** Written task **
Spot every line with the word "true" and return it.

** Dataset entries on figures **
—————
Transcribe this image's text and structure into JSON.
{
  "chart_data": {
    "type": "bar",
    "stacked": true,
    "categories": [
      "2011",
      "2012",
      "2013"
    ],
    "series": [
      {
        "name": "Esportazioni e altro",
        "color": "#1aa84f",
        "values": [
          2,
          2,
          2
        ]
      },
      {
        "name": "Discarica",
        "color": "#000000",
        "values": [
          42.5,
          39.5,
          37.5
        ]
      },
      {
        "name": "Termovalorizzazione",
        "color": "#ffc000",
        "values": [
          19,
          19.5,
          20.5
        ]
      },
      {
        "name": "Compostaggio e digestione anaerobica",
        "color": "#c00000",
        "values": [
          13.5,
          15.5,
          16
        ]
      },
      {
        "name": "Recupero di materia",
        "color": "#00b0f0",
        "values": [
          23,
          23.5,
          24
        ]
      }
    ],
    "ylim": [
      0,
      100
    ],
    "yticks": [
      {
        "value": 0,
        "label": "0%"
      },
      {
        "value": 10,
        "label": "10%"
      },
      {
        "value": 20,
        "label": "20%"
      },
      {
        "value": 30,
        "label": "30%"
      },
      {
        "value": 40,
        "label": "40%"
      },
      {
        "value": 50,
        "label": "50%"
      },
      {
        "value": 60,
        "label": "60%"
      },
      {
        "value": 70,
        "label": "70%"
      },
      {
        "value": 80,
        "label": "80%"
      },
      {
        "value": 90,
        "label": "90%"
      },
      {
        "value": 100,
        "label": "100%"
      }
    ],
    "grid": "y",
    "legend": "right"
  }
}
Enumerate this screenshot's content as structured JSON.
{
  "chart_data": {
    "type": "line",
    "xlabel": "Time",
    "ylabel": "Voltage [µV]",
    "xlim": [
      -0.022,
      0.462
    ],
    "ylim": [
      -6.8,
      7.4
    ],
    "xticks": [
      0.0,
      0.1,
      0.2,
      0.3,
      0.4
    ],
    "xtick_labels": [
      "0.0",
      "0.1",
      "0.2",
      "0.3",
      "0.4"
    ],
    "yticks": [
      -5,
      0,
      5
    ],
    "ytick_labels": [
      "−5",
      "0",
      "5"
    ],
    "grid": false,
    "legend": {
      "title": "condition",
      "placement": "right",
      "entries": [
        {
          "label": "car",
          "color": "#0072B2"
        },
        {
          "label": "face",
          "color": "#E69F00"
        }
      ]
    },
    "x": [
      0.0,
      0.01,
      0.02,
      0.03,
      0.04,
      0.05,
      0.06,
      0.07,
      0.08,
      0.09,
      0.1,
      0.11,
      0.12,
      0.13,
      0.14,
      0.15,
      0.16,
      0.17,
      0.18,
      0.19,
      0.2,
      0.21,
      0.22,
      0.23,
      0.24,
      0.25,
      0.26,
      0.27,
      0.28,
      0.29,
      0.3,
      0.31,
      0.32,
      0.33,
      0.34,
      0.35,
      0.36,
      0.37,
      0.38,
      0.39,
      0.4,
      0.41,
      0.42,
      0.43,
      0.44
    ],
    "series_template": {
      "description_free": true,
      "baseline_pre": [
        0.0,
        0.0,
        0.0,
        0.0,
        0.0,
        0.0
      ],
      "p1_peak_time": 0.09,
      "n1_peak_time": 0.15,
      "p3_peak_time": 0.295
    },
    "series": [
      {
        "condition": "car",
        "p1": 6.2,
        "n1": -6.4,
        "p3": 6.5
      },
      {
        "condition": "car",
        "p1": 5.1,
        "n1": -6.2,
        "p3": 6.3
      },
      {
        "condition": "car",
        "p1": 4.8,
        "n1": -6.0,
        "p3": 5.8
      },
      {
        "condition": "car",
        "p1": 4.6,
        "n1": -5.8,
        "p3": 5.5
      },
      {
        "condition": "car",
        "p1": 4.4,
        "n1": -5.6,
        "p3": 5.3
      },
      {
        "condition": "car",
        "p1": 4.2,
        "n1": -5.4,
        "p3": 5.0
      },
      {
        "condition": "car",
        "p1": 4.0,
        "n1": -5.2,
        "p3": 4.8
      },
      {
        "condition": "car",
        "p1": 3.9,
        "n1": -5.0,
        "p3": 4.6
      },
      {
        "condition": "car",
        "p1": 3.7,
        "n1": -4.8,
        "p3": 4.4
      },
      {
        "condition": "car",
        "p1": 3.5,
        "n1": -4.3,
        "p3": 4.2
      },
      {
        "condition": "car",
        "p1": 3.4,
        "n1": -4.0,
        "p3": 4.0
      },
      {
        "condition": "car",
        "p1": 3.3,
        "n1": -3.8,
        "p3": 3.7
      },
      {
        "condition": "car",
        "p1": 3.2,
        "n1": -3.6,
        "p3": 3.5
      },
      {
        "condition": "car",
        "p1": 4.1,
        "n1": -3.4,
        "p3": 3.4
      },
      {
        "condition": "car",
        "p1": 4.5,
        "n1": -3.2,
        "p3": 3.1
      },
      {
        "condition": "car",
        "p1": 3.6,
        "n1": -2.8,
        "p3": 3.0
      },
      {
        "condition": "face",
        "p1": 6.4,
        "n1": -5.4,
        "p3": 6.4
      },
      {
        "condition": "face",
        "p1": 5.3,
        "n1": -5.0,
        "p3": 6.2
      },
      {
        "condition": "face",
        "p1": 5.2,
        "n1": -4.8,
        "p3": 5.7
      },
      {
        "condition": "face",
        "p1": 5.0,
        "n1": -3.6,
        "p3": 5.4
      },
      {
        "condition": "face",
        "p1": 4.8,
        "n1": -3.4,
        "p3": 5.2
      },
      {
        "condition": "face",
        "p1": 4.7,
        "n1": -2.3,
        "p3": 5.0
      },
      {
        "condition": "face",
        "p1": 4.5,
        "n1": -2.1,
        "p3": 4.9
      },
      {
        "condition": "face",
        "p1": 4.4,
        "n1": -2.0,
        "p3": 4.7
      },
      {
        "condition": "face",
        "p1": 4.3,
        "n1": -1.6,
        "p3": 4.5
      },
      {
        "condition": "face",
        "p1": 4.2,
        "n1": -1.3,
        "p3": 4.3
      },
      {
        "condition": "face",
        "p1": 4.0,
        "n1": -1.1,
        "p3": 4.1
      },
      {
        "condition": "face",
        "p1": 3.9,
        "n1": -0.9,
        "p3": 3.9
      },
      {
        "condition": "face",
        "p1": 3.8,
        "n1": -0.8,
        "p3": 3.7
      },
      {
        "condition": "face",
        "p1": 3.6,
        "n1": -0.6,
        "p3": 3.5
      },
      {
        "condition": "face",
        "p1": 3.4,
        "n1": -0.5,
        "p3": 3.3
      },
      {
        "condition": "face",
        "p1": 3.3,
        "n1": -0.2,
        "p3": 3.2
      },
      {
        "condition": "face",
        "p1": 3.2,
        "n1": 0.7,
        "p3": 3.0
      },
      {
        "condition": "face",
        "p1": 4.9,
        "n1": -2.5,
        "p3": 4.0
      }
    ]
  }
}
—————
** Response below **
    "stacked": true,
      "description_free": true,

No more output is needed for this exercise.